Written request
Using the records below, locate all lines containing "choroby" and return them.

Material supplied
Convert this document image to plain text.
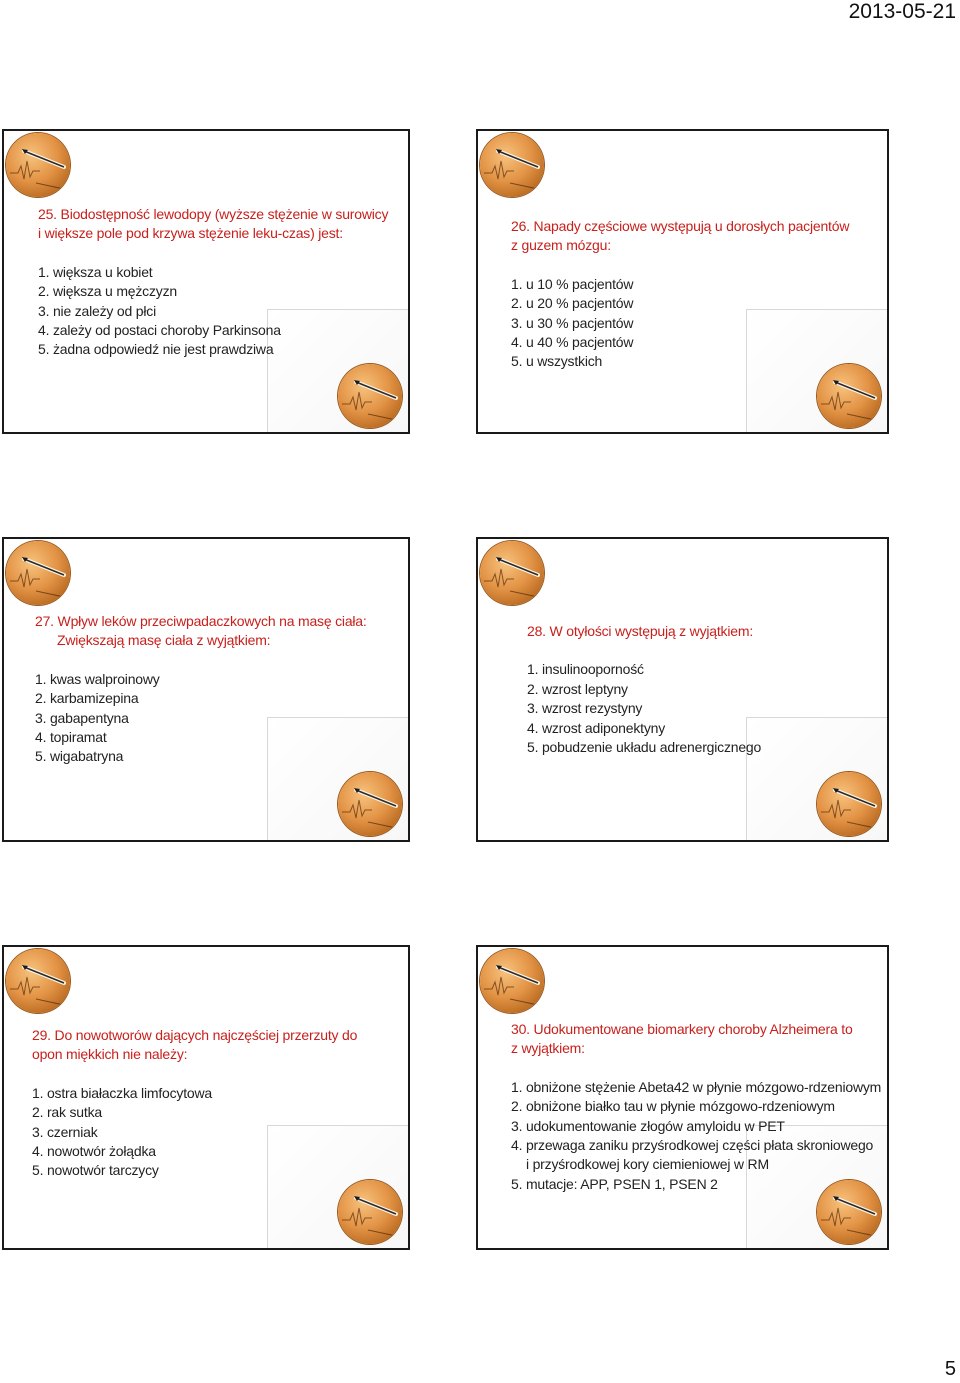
2013-05-21
25. Biodostępność lewodopy (wyższe stężenie w surowicy
i większe pole pod krzywa stężenie leku-czas) jest:
1. większa u kobiet
2. większa u mężczyzn
3. nie zależy od płci
4. zależy od postaci choroby Parkinsona
5. żadna odpowiedź nie jest prawdziwa
26. Napady częściowe występują u dorosłych pacjentów
z guzem mózgu:
1. u 10 % pacjentów
2. u 20 % pacjentów
3. u 30 % pacjentów
4. u 40 % pacjentów
5. u wszystkich
27. Wpływ leków przeciwpadaczkowych na masę ciała:
Zwiększają masę ciała z wyjątkiem:
1. kwas walproinowy
2. karbamizepina
3. gabapentyna
4. topiramat
5. wigabatryna
28. W otyłości występują z wyjątkiem:
1. insulinooporność
2. wzrost leptyny
3. wzrost rezystyny
4. wzrost adiponektyny
5. pobudzenie układu adrenergicznego
29. Do nowotworów dających najczęściej przerzuty do
opon miękkich nie należy:
1. ostra białaczka limfocytowa
2. rak sutka
3. czerniak
4. nowotwór żołądka
5. nowotwór tarczycy
30. Udokumentowane biomarkery choroby Alzheimera to
z wyjątkiem:
1. obniżone stężenie Abeta42 w płynie mózgowo-rdzeniowym
2. obniżone białko tau w płynie mózgowo-rdzeniowym
3. udokumentowanie złogów amyloidu w PET
4. przewaga zaniku przyśrodkowej części płata skroniowego
i przyśrodkowej kory ciemieniowej w RM
5. mutacje: APP, PSEN 1, PSEN 2
5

Problem solution
4. zależy od postaci choroby Parkinsona
30. Udokumentowane biomarkery choroby Alzheimera to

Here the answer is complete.